RAW RECORDS:
%%

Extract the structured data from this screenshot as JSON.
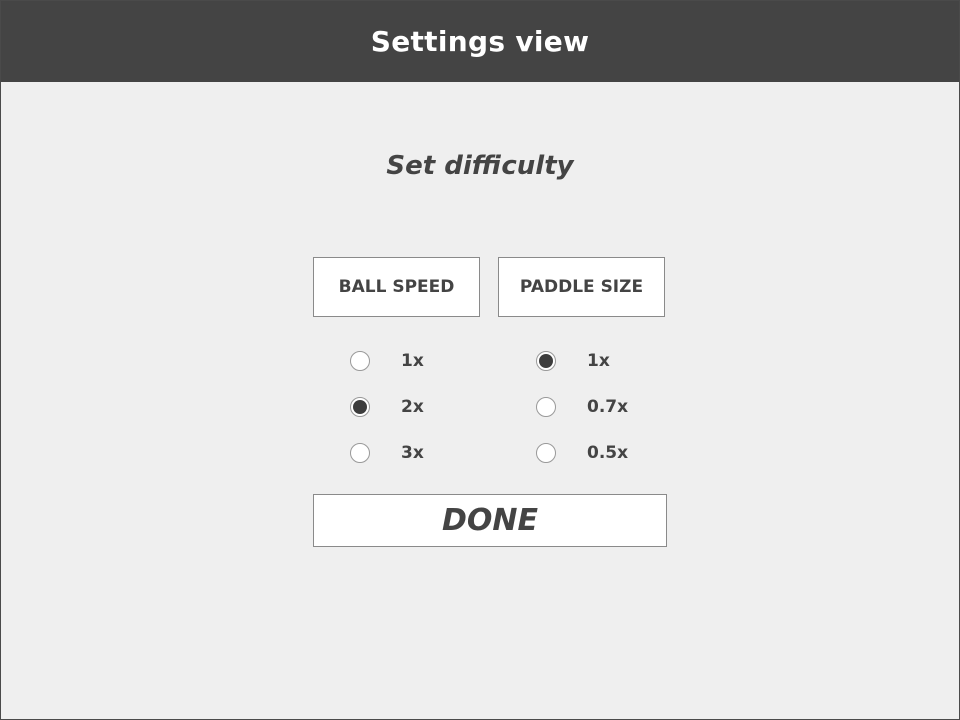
{
  "header": {
    "title": "Settings view"
  },
  "main": {
    "subtitle": "Set difficulty",
    "tabs": [
      {
        "label": "BALL SPEED"
      },
      {
        "label": "PADDLE SIZE"
      }
    ],
    "ball_speed": {
      "options": [
        {
          "label": "1x",
          "selected": false
        },
        {
          "label": "2x",
          "selected": true
        },
        {
          "label": "3x",
          "selected": false
        }
      ]
    },
    "paddle_size": {
      "options": [
        {
          "label": "1x",
          "selected": true
        },
        {
          "label": "0.7x",
          "selected": false
        },
        {
          "label": "0.5x",
          "selected": false
        }
      ]
    },
    "done_label": "DONE"
  },
  "colors": {
    "header_bg": "#444444",
    "page_bg": "#efefef",
    "text": "#444444",
    "radio_selected": "#3d3d3d"
  }
}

%%

AIM:
Output the material word for word, omitting its pictures.

SOLUTION TO THIS EXERCISE:
Extract the structured data from this screenshot as JSON.
{
  "header": {
    "title": "Settings view"
  },
  "main": {
    "subtitle": "Set difficulty",
    "tabs": [
      {
        "label": "BALL SPEED"
      },
      {
        "label": "PADDLE SIZE"
      }
    ],
    "ball_speed": {
      "options": [
        {
          "label": "1x",
          "selected": false
        },
        {
          "label": "2x",
          "selected": true
        },
        {
          "label": "3x",
          "selected": false
        }
      ]
    },
    "paddle_size": {
      "options": [
        {
          "label": "1x",
          "selected": true
        },
        {
          "label": "0.7x",
          "selected": false
        },
        {
          "label": "0.5x",
          "selected": false
        }
      ]
    },
    "done_label": "DONE"
  },
  "colors": {
    "header_bg": "#444444",
    "page_bg": "#efefef",
    "text": "#444444",
    "radio_selected": "#3d3d3d"
  }
}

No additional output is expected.